§ **AUFGABE 1**
In welcher Sendung und an welchem Tag wurde der Begriff laut dem Text über das Unwort des Jahres 2009 verwendet?
§ **AUFGABE 2**
Greif den Text über das Unwort des Jahres 2009 nach seinem letzten Satz auf und schreib ihn weiter.

§ **VORLIEGENDER TEXT**
Eine Jury von Sprachwissenschaftlern hat “betriebsratverseucht” zum Unwort des Jahres 2009 gekürt ((http://www.unwortdesjahres.org/). Der Begriff wurde in einer Reportage des ARD-Magazins “Monitor” vom 14. Mai 2009 verwendet.
Hier das Zitat aus Monitor:
“Teilnehmer der Betriebsversammlung: “Verschiedene Redner, insbesondere Abteilungsleiter, kamen dann zur Sache. Betriebsrat. Wir brauchen keinen Betriebsrat, wir können alles selbst klären. Betriebsrat kostet nur Geld, was wir für anderes gebrauchen könnten, zum Beispiel Lohnerhöhungen. Und möchte ein Kollege in eine andere Niederlassung versetzt werden, würde ihn niemand mehr nehmen, da er betriebsratsverseucht ist…” ” (Quelle: Monitor v. 14.5.2009)
Ein Mitarbeiter sagt also etwas über den Sprachgebrauch von Vorgesetzten. Ist dies wirklich genug, um ein Wort als Unwort zu küren? Müsste das Wort nicht häufiger oder von einer prominenten Person öffentlich verwendet werden? Beides ist nicht der Fall. Eine Google-Suche noch vor der Wahl des Wortes (es war zum Recherchezeitpunkt nominiert) ergab keine weiteren Treffer außerhalb des des Kontextes der Sprachjury.

§ **Einträge aus einer Sammlung**
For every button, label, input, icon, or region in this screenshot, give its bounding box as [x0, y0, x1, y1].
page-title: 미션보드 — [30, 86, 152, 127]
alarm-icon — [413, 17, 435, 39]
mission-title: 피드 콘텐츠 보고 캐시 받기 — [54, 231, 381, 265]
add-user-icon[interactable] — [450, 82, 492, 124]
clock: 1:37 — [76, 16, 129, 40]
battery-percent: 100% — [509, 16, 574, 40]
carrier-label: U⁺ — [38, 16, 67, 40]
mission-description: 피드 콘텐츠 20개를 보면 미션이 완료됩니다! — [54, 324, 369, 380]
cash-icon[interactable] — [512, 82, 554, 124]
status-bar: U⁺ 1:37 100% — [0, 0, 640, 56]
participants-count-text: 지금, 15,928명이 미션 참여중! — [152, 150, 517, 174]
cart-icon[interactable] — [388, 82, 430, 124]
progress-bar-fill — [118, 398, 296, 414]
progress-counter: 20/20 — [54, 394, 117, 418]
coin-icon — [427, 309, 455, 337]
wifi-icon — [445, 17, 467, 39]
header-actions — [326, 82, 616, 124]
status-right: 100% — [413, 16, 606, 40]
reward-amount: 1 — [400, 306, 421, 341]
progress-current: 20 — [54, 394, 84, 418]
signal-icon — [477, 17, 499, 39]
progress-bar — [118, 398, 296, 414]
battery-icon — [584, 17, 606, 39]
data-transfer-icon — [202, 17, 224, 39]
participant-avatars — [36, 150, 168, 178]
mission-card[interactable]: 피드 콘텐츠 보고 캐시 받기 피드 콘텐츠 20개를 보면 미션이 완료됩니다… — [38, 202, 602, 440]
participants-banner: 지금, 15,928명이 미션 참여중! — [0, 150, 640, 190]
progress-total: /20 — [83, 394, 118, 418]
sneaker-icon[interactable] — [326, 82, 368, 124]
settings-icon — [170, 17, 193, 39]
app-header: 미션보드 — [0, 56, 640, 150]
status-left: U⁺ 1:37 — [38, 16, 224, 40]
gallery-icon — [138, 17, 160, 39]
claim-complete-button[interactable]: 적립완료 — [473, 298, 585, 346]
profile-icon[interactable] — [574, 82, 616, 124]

§ **ANTWORT 1**
In einer Reportage des ARD-Magazins „Monitor“ vom 14. Mai 2009.

§ **ANTWORT 2**
So muss man (leider) der Kritik der WELT zustimmen, die kritisiert:
“Die Jury um den Frankfurter Sprachwissenschaftler Dieter Schlosser hat damit ein echtes Unwort, ein Unwort im Wortsinne gekürt, denn es kann keine Rede davon sein, dass dieses Wort den Angehörigen der deutschen Sprachgemeinschaft geläufig wäre. Es geht erst jetzt, nachdem es an den Schandpfahl geheftet worden ist, in den Wortschatz ein. Bis dahin führte der hässliche Wortwiderling ein kümmerliches Leben im staubigen Halbschatten der Baumarktszene und wäre auch weiterhin übersehen und überhört worden, wenn nicht im Fernsehmagazin “Monitor” ein Baumarktmitarbeiter berichtet hätte, dass Abteilungsleiter in dieser Branche das Wort gebrauchten.” (Quelle: www.welt.de)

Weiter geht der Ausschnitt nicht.